ENTRIES PROVIDED >>

>> Start

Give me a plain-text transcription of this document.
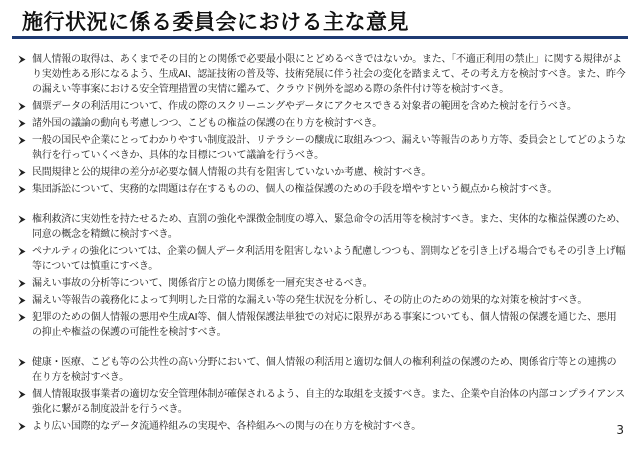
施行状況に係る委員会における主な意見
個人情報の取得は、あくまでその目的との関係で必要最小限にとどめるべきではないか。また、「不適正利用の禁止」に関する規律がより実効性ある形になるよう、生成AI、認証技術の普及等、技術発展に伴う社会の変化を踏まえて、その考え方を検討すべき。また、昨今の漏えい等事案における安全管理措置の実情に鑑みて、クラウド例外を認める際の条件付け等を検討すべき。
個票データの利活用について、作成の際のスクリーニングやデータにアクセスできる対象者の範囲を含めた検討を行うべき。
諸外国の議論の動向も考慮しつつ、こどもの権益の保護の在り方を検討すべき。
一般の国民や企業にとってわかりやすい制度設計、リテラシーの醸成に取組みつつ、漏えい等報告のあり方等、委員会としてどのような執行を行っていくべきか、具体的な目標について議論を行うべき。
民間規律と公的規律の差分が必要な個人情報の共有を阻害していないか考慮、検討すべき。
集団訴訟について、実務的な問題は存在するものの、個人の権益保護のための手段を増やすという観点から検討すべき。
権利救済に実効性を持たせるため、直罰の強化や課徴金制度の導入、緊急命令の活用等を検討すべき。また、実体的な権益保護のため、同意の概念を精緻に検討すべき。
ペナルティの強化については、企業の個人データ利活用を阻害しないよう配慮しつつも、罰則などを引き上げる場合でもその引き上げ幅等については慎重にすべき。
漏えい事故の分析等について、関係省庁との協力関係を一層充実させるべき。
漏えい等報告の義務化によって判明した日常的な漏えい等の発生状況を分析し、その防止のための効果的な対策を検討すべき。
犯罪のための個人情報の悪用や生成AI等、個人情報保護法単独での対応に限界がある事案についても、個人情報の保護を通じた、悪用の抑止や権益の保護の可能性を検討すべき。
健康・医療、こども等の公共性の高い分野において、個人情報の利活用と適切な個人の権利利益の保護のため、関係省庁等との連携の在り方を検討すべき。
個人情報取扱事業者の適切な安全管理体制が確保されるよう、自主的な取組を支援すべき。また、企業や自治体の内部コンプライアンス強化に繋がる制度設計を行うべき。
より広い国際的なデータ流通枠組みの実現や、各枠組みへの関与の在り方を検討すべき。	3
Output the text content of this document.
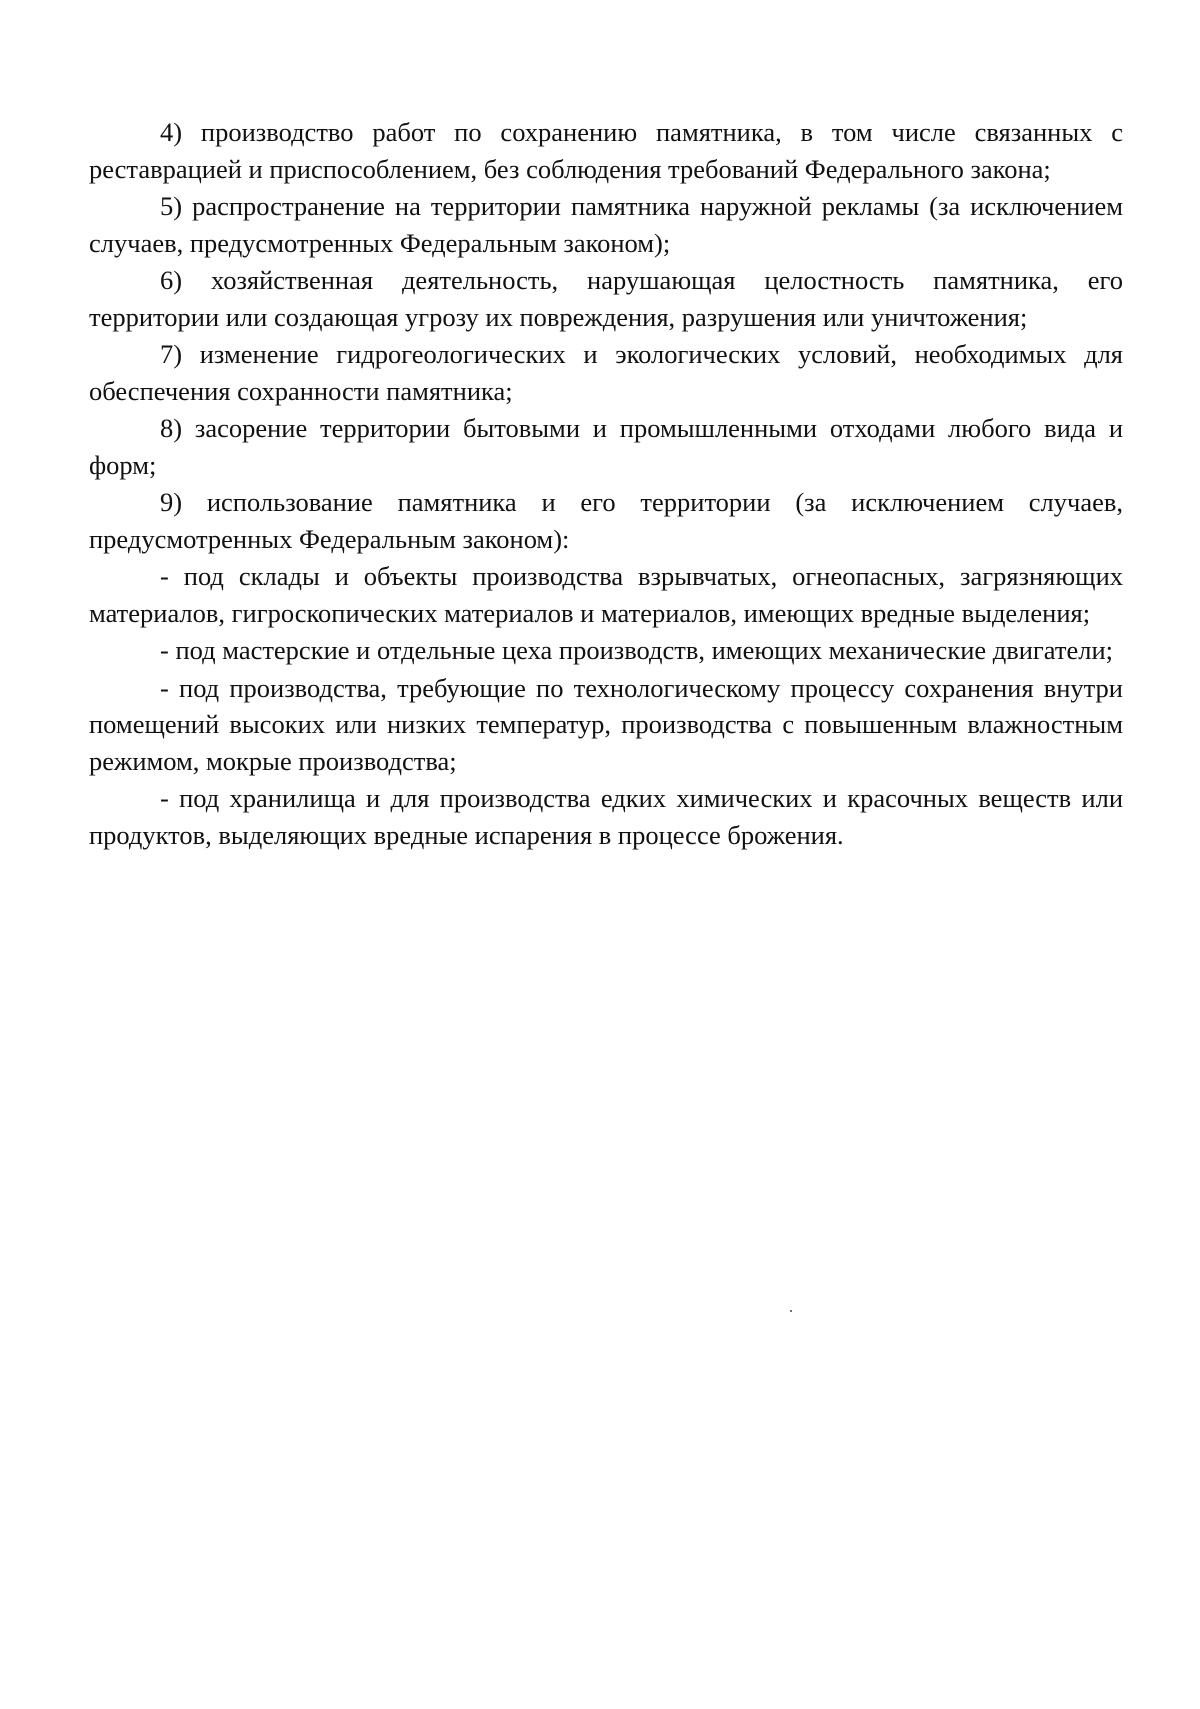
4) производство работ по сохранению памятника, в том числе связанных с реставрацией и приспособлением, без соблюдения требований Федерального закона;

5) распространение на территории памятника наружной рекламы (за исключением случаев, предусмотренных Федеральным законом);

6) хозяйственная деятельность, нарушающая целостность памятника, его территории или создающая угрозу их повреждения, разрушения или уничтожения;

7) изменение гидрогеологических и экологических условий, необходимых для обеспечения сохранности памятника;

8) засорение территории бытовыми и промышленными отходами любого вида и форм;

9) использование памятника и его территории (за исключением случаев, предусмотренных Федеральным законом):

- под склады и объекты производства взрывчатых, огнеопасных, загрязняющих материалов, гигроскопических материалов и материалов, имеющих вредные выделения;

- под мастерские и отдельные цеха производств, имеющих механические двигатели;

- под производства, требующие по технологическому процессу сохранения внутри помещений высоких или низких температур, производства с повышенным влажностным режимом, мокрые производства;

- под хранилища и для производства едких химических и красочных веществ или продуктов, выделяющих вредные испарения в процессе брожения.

>> End

STATED TASK >> Return the records exactly. Don't carry the pictures over.

TASK SOLUTION >>
Give me a plain-text transcription of this document.
施行状況に係る委員会における主な意見
個人情報の取得は、あくまでその目的との関係で必要最小限にとどめるべきではないか。また、「不適正利用の禁止」に関する規律がより実効性ある形になるよう、生成AI、認証技術の普及等、技術発展に伴う社会の変化を踏まえて、その考え方を検討すべき。また、昨今の漏えい等事案における安全管理措置の実情に鑑みて、クラウド例外を認める際の条件付け等を検討すべき。
個票データの利活用について、作成の際のスクリーニングやデータにアクセスできる対象者の範囲を含めた検討を行うべき。
諸外国の議論の動向も考慮しつつ、こどもの権益の保護の在り方を検討すべき。
一般の国民や企業にとってわかりやすい制度設計、リテラシーの醸成に取組みつつ、漏えい等報告のあり方等、委員会としてどのような執行を行っていくべきか、具体的な目標について議論を行うべき。
民間規律と公的規律の差分が必要な個人情報の共有を阻害していないか考慮、検討すべき。
集団訴訟について、実務的な問題は存在するものの、個人の権益保護のための手段を増やすという観点から検討すべき。
権利救済に実効性を持たせるため、直罰の強化や課徴金制度の導入、緊急命令の活用等を検討すべき。また、実体的な権益保護のため、同意の概念を精緻に検討すべき。
ペナルティの強化については、企業の個人データ利活用を阻害しないよう配慮しつつも、罰則などを引き上げる場合でもその引き上げ幅等については慎重にすべき。
漏えい事故の分析等について、関係省庁との協力関係を一層充実させるべき。
漏えい等報告の義務化によって判明した日常的な漏えい等の発生状況を分析し、その防止のための効果的な対策を検討すべき。
犯罪のための個人情報の悪用や生成AI等、個人情報保護法単独での対応に限界がある事案についても、個人情報の保護を通じた、悪用の抑止や権益の保護の可能性を検討すべき。
健康・医療、こども等の公共性の高い分野において、個人情報の利活用と適切な個人の権利利益の保護のため、関係省庁等との連携の在り方を検討すべき。
個人情報取扱事業者の適切な安全管理体制が確保されるよう、自主的な取組を支援すべき。また、企業や自治体の内部コンプライアンス強化に繋がる制度設計を行うべき。
より広い国際的なデータ流通枠組みの実現や、各枠組みへの関与の在り方を検討すべき。	3
Output the text content of this document.
4) производство работ по сохранению памятника, в том числе связанных с реставрацией и приспособлением, без соблюдения требований Федерального закона;

5) распространение на территории памятника наружной рекламы (за исключением случаев, предусмотренных Федеральным законом);

6) хозяйственная деятельность, нарушающая целостность памятника, его территории или создающая угрозу их повреждения, разрушения или уничтожения;

7) изменение гидрогеологических и экологических условий, необходимых для обеспечения сохранности памятника;

8) засорение территории бытовыми и промышленными отходами любого вида и форм;

9) использование памятника и его территории (за исключением случаев, предусмотренных Федеральным законом):

- под склады и объекты производства взрывчатых, огнеопасных, загрязняющих материалов, гигроскопических материалов и материалов, имеющих вредные выделения;

- под мастерские и отдельные цеха производств, имеющих механические двигатели;

- под производства, требующие по технологическому процессу сохранения внутри помещений высоких или низких температур, производства с повышенным влажностным режимом, мокрые производства;

- под хранилища и для производства едких химических и красочных веществ или продуктов, выделяющих вредные испарения в процессе брожения.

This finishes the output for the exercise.